**Exercise aim**. Gather up every line that includes the string "销售净利率".

====== Data supplied

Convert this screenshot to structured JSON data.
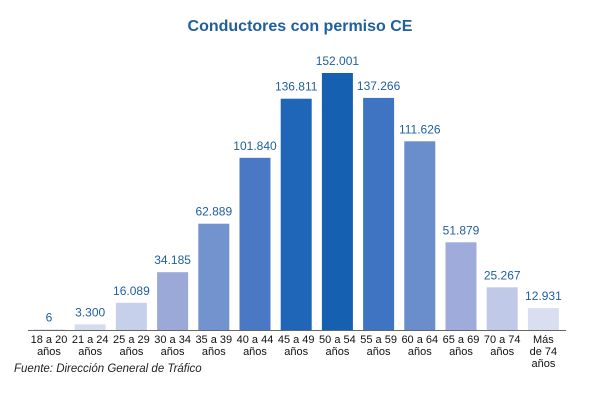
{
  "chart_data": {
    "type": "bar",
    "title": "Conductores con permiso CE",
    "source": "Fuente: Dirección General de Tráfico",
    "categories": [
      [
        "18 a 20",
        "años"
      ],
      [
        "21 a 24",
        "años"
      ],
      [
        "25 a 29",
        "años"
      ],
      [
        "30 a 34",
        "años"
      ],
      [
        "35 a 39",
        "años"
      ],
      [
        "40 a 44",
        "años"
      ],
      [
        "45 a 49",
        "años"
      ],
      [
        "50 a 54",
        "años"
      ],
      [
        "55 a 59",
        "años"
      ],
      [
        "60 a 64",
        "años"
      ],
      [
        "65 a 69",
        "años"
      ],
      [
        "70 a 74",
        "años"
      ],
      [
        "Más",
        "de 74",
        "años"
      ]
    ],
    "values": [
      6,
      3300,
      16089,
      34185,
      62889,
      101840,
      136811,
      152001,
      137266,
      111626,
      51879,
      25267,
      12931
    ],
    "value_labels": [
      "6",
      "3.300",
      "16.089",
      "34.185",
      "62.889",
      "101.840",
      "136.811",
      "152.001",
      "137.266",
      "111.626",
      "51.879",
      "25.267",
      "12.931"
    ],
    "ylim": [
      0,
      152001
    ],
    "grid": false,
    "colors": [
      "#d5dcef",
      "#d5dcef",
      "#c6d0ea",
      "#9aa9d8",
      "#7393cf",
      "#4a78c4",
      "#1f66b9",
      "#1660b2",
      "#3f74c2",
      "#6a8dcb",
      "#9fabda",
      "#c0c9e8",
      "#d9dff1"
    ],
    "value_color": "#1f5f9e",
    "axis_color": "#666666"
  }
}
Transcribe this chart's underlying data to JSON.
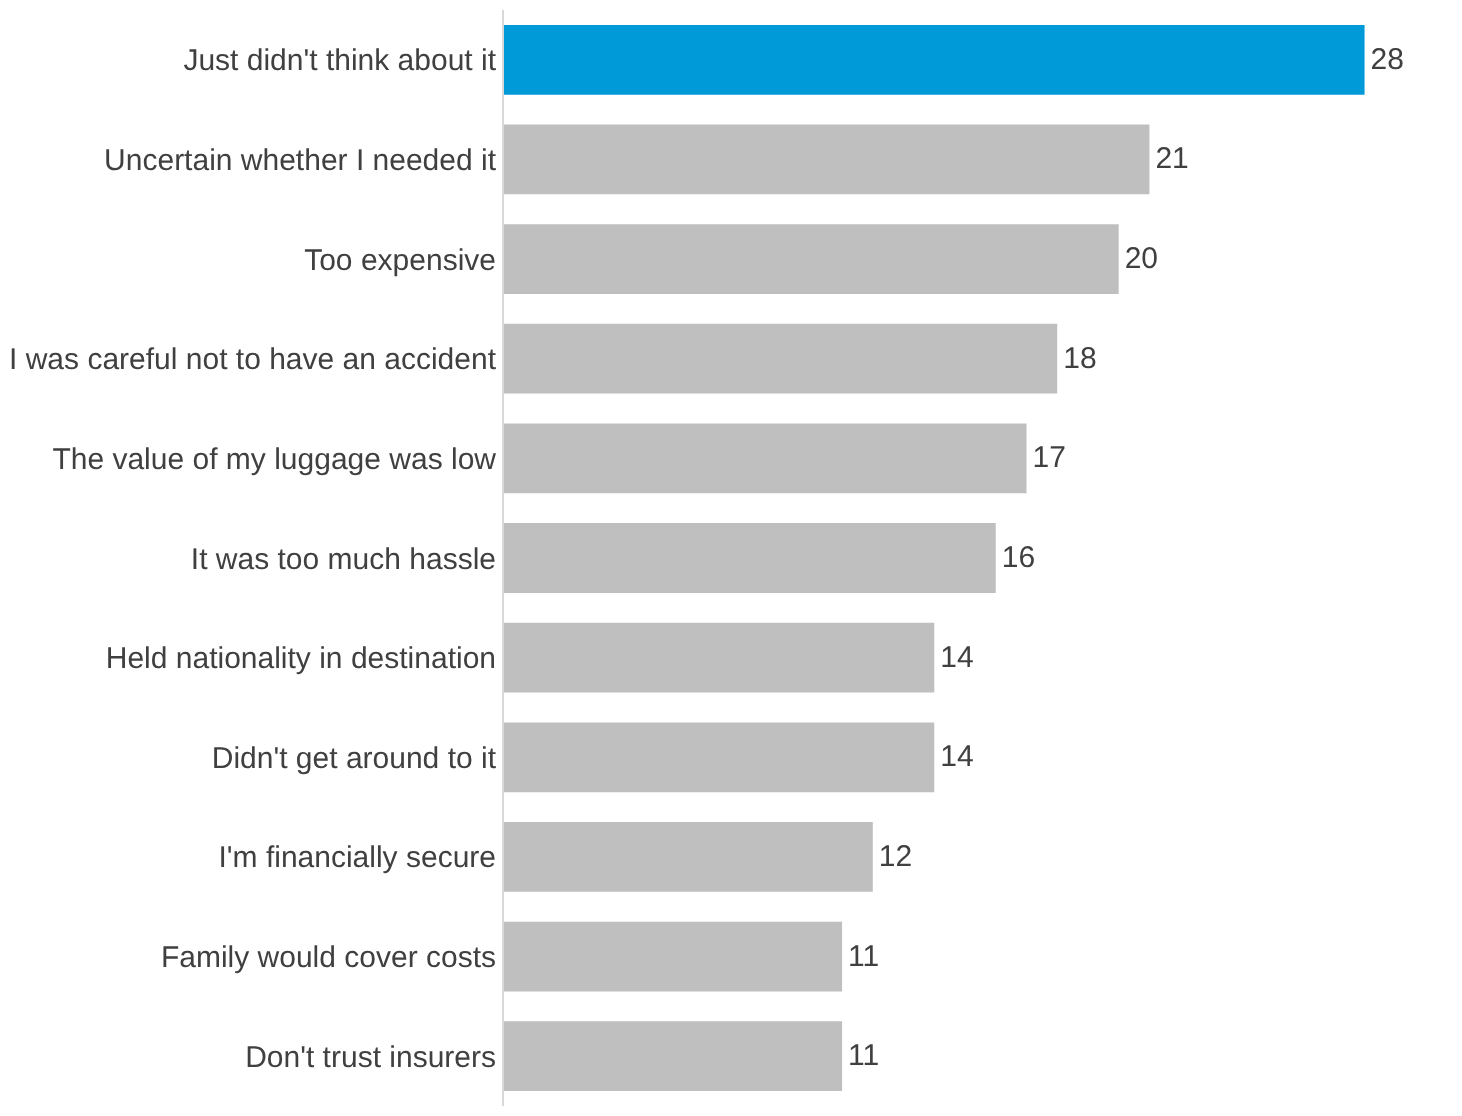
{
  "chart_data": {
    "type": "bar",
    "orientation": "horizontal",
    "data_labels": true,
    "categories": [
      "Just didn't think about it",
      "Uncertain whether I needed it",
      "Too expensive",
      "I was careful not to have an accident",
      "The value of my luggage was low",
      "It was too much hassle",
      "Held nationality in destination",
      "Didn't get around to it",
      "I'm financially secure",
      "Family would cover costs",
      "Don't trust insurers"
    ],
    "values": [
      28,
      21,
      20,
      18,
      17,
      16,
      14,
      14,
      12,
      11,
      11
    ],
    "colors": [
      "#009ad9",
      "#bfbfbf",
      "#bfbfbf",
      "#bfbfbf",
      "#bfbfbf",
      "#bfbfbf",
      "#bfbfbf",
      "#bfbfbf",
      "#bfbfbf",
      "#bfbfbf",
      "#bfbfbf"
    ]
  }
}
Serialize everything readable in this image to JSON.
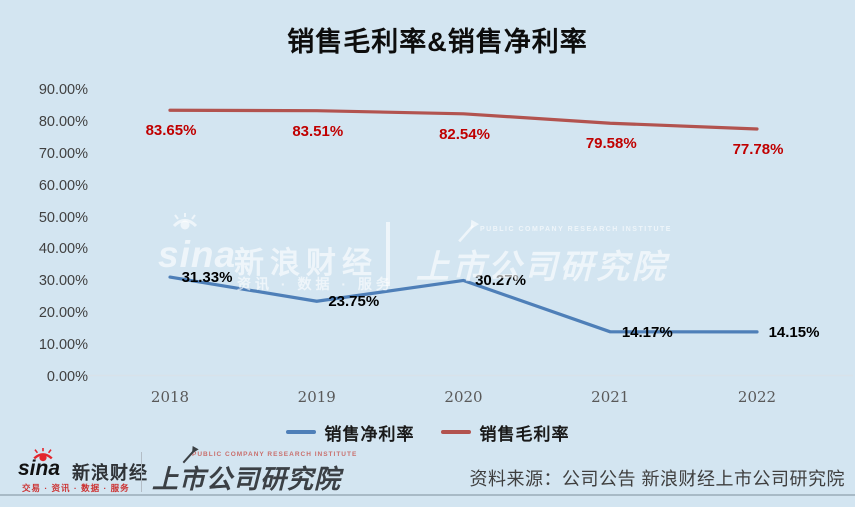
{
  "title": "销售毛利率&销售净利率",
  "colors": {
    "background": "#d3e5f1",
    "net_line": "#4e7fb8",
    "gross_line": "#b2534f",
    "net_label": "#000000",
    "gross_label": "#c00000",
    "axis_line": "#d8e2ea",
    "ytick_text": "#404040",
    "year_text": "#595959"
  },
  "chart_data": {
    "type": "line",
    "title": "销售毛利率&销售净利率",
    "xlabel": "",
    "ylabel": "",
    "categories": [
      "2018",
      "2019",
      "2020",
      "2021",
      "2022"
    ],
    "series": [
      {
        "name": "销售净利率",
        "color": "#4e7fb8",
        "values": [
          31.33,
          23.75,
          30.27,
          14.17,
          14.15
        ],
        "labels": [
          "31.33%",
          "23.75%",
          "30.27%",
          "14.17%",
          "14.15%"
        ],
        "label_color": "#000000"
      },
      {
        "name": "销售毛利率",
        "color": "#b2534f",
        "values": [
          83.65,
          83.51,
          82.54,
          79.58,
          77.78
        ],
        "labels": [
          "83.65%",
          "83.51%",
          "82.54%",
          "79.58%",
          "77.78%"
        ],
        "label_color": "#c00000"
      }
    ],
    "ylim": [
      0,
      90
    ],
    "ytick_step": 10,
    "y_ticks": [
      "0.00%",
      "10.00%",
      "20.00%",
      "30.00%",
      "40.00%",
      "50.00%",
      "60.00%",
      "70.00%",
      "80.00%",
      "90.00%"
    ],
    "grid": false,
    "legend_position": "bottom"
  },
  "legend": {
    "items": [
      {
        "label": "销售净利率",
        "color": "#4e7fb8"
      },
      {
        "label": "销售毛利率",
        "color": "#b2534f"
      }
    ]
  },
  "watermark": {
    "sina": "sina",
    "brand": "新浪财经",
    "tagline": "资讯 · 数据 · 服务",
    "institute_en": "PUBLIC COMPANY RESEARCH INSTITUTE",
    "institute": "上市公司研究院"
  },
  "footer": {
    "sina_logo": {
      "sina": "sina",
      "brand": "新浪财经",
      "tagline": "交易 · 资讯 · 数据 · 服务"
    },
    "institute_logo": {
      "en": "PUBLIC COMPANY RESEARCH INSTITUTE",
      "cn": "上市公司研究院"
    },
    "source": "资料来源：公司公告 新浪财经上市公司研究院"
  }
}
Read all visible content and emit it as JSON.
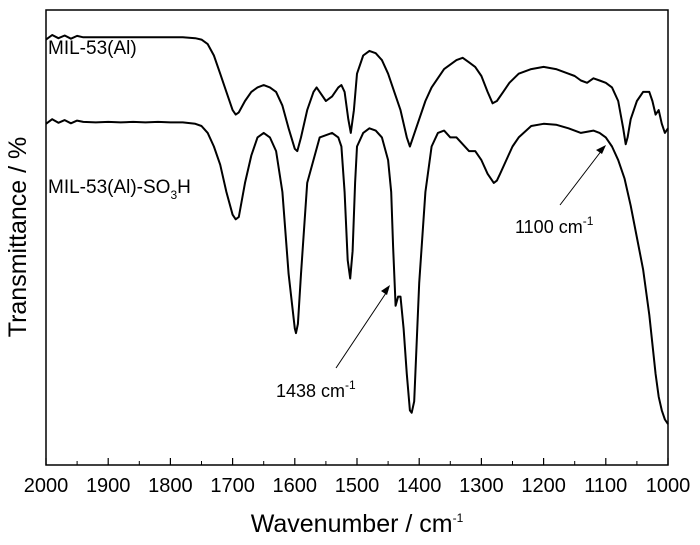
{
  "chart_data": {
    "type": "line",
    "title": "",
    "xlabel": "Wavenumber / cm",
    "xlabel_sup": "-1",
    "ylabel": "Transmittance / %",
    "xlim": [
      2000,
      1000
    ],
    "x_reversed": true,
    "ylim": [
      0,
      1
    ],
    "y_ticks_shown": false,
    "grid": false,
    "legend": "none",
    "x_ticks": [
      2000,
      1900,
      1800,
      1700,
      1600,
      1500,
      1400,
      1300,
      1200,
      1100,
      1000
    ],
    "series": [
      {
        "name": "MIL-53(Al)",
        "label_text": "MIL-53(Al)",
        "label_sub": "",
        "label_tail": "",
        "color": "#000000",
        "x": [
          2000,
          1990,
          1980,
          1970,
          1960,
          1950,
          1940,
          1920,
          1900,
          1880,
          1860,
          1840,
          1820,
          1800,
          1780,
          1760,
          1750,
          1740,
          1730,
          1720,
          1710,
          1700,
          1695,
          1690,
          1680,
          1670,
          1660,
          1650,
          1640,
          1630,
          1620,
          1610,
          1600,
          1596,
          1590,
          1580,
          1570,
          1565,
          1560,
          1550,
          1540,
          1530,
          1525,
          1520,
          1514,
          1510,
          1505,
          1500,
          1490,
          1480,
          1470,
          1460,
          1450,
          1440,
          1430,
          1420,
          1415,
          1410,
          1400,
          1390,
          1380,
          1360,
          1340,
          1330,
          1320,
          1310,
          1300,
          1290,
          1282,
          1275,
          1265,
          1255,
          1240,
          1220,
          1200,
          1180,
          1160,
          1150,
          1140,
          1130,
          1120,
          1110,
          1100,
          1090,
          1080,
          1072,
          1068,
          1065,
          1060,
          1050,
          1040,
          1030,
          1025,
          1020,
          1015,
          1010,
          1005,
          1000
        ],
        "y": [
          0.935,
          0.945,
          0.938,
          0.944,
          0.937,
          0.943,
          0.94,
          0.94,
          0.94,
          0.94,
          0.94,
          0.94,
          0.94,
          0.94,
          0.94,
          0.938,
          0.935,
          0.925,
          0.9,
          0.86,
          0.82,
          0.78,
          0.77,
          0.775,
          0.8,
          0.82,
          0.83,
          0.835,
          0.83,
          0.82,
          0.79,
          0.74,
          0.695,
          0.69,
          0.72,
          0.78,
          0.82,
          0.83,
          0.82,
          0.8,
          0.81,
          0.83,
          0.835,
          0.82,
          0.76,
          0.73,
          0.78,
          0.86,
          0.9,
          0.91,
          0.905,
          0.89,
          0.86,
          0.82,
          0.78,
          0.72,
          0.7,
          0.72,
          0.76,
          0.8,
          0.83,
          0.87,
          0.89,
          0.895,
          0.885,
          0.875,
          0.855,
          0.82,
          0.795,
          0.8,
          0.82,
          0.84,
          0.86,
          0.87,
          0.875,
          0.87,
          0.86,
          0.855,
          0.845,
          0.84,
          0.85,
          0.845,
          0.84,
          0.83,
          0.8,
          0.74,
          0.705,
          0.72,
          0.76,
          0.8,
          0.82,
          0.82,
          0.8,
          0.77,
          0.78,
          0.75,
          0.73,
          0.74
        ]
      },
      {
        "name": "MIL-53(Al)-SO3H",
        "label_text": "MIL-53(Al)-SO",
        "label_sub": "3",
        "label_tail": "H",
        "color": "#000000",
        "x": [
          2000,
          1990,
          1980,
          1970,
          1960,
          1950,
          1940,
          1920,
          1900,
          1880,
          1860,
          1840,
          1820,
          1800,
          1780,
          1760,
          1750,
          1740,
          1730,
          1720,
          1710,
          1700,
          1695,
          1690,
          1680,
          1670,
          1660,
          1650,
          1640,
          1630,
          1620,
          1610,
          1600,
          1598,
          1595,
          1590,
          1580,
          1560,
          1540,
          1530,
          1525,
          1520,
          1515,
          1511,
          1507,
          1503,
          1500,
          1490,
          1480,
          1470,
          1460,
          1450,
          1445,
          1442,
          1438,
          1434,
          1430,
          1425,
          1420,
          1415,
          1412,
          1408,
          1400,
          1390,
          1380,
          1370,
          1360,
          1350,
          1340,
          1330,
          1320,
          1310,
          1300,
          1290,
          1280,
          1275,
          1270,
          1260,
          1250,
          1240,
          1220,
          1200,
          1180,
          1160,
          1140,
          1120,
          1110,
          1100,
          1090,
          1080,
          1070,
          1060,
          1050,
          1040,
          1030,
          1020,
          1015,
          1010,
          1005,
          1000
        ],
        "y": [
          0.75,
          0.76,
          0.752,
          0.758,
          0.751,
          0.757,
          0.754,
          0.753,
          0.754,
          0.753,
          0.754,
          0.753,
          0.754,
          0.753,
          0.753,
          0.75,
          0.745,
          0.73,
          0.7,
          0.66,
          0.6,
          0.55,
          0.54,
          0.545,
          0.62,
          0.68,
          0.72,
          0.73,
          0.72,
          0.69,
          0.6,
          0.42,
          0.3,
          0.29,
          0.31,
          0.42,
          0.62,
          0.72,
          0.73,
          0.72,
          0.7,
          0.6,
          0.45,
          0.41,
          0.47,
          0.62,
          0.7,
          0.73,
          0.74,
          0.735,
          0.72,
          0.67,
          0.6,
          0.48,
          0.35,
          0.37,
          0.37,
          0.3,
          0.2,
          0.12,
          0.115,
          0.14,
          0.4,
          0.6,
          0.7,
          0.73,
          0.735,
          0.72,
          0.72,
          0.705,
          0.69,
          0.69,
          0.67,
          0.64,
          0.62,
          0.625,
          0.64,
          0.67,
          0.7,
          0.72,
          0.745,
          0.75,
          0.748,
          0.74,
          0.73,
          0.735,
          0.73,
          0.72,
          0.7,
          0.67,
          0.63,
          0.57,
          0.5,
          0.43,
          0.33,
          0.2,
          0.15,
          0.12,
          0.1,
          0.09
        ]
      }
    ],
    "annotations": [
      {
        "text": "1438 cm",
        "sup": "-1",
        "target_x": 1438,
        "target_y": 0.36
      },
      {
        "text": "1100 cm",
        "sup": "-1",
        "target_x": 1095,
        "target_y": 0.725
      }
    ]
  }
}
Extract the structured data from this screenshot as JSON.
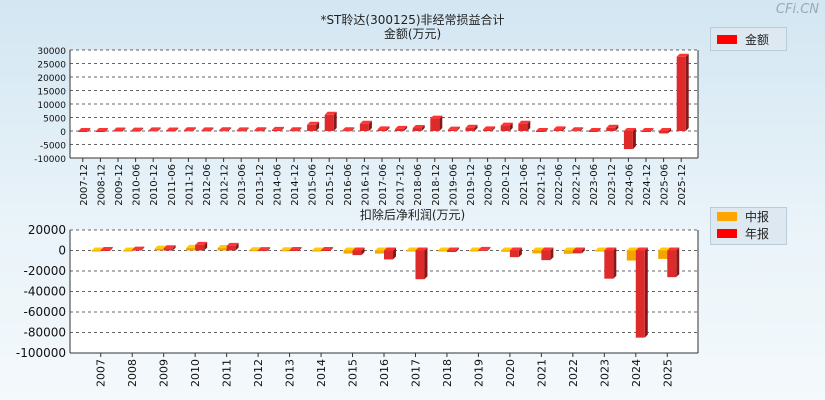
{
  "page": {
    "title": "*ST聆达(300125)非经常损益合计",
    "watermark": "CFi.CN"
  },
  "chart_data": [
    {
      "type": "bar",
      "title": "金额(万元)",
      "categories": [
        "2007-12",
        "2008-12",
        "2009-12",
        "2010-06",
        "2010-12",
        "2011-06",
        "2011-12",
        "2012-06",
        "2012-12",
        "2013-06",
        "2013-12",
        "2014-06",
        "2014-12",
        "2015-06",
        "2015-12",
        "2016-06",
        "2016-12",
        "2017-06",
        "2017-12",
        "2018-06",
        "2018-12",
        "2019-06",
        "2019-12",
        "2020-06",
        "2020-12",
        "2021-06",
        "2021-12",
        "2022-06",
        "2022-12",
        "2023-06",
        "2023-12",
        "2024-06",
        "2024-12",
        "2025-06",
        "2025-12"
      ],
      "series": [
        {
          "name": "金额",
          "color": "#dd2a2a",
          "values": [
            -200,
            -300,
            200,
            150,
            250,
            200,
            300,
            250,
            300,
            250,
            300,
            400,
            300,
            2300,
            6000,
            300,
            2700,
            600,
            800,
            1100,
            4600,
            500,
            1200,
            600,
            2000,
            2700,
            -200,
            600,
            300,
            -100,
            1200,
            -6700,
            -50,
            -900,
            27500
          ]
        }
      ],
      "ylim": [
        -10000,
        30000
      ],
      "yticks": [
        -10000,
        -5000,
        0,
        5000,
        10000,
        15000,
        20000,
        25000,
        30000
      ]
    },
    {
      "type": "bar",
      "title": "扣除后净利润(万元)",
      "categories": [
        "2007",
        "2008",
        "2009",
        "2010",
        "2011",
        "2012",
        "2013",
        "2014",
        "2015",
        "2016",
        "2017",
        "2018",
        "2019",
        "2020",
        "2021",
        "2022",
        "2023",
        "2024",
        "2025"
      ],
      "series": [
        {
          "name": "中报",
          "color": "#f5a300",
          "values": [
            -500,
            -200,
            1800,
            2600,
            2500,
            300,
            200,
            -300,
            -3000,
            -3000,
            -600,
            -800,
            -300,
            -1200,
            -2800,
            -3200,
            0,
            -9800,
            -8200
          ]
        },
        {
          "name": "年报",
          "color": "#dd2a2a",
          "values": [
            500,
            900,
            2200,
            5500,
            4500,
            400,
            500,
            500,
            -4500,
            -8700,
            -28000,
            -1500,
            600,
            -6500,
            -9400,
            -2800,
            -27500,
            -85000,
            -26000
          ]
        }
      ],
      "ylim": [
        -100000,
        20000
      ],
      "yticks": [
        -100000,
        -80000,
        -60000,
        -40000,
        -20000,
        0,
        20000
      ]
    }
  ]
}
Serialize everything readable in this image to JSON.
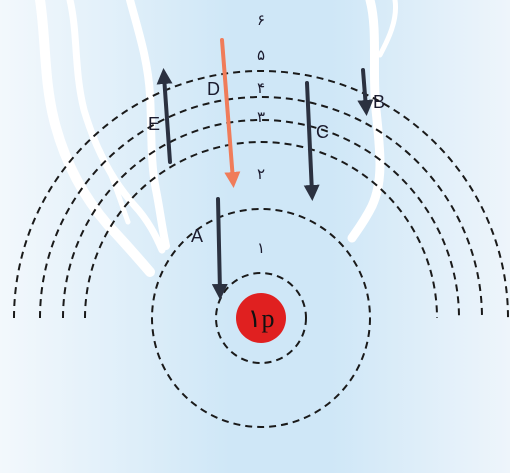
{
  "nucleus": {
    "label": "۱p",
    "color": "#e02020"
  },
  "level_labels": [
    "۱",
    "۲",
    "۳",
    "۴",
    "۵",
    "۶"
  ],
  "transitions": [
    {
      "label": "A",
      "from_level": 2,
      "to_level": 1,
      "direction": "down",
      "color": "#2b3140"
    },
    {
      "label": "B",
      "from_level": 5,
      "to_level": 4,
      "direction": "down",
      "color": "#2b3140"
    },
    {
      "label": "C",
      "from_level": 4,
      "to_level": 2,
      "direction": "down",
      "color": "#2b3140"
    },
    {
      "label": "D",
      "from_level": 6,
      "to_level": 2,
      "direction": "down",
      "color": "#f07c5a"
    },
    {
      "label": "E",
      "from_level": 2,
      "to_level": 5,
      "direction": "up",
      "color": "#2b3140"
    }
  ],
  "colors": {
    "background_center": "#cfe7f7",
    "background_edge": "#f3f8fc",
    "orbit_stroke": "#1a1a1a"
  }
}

============

**Result for this task**.
  "title": "销售毛利率&销售净利率",
    "title": "销售毛利率&销售净利率",
        "name": "销售净利率",
        "label": "销售净利率",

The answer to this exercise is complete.